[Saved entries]
***
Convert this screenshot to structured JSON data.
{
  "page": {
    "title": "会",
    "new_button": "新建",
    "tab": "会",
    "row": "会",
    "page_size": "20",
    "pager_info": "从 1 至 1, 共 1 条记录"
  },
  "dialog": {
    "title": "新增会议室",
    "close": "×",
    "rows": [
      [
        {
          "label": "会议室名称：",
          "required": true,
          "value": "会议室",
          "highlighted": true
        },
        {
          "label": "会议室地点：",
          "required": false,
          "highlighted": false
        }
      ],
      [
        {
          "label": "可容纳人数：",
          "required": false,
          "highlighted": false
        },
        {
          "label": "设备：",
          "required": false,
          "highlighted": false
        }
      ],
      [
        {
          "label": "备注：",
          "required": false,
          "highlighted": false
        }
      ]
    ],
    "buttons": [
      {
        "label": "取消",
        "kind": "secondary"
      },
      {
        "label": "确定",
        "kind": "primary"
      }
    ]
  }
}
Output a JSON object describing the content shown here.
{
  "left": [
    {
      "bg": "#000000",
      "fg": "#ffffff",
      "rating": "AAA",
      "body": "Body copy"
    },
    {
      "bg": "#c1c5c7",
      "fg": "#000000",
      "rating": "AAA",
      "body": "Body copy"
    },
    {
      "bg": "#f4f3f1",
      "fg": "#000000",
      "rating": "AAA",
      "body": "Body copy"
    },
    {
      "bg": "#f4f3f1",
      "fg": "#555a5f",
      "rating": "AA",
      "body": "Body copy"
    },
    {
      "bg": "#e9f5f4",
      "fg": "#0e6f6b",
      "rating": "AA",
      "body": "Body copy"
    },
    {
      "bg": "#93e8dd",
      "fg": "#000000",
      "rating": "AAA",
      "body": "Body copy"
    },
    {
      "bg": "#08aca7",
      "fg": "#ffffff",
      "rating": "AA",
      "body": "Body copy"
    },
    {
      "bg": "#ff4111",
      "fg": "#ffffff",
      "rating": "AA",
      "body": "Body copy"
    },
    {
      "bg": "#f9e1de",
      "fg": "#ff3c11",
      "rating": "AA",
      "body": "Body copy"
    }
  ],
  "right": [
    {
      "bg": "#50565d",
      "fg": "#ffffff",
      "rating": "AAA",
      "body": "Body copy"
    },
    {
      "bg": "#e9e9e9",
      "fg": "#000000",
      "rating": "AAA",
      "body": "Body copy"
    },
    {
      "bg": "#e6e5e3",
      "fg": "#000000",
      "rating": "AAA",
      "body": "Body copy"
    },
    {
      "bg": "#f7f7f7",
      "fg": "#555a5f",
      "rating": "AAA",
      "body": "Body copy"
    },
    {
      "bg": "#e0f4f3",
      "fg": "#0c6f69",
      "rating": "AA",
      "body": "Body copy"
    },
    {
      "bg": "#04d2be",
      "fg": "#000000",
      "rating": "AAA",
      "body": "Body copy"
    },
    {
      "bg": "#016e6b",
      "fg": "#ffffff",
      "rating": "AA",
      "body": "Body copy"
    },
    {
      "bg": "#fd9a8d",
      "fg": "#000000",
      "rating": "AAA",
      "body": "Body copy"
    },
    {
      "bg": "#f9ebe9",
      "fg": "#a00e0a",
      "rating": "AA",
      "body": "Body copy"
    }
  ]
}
***
» STATED TASK
Reproduce the full listing above, character for character.

» FULL SOLUTION
Convert this screenshot to structured JSON data.
{
  "page": {
    "title": "会",
    "new_button": "新建",
    "tab": "会",
    "row": "会",
    "page_size": "20",
    "pager_info": "从 1 至 1, 共 1 条记录"
  },
  "dialog": {
    "title": "新增会议室",
    "close": "×",
    "rows": [
      [
        {
          "label": "会议室名称：",
          "required": true,
          "value": "会议室",
          "highlighted": true
        },
        {
          "label": "会议室地点：",
          "required": false,
          "highlighted": false
        }
      ],
      [
        {
          "label": "可容纳人数：",
          "required": false,
          "highlighted": false
        },
        {
          "label": "设备：",
          "required": false,
          "highlighted": false
        }
      ],
      [
        {
          "label": "备注：",
          "required": false,
          "highlighted": false
        }
      ]
    ],
    "buttons": [
      {
        "label": "取消",
        "kind": "secondary"
      },
      {
        "label": "确定",
        "kind": "primary"
      }
    ]
  }
}
Output a JSON object describing the content shown here.
{
  "left": [
    {
      "bg": "#000000",
      "fg": "#ffffff",
      "rating": "AAA",
      "body": "Body copy"
    },
    {
      "bg": "#c1c5c7",
      "fg": "#000000",
      "rating": "AAA",
      "body": "Body copy"
    },
    {
      "bg": "#f4f3f1",
      "fg": "#000000",
      "rating": "AAA",
      "body": "Body copy"
    },
    {
      "bg": "#f4f3f1",
      "fg": "#555a5f",
      "rating": "AA",
      "body": "Body copy"
    },
    {
      "bg": "#e9f5f4",
      "fg": "#0e6f6b",
      "rating": "AA",
      "body": "Body copy"
    },
    {
      "bg": "#93e8dd",
      "fg": "#000000",
      "rating": "AAA",
      "body": "Body copy"
    },
    {
      "bg": "#08aca7",
      "fg": "#ffffff",
      "rating": "AA",
      "body": "Body copy"
    },
    {
      "bg": "#ff4111",
      "fg": "#ffffff",
      "rating": "AA",
      "body": "Body copy"
    },
    {
      "bg": "#f9e1de",
      "fg": "#ff3c11",
      "rating": "AA",
      "body": "Body copy"
    }
  ],
  "right": [
    {
      "bg": "#50565d",
      "fg": "#ffffff",
      "rating": "AAA",
      "body": "Body copy"
    },
    {
      "bg": "#e9e9e9",
      "fg": "#000000",
      "rating": "AAA",
      "body": "Body copy"
    },
    {
      "bg": "#e6e5e3",
      "fg": "#000000",
      "rating": "AAA",
      "body": "Body copy"
    },
    {
      "bg": "#f7f7f7",
      "fg": "#555a5f",
      "rating": "AAA",
      "body": "Body copy"
    },
    {
      "bg": "#e0f4f3",
      "fg": "#0c6f69",
      "rating": "AA",
      "body": "Body copy"
    },
    {
      "bg": "#04d2be",
      "fg": "#000000",
      "rating": "AAA",
      "body": "Body copy"
    },
    {
      "bg": "#016e6b",
      "fg": "#ffffff",
      "rating": "AA",
      "body": "Body copy"
    },
    {
      "bg": "#fd9a8d",
      "fg": "#000000",
      "rating": "AAA",
      "body": "Body copy"
    },
    {
      "bg": "#f9ebe9",
      "fg": "#a00e0a",
      "rating": "AA",
      "body": "Body copy"
    }
  ]
}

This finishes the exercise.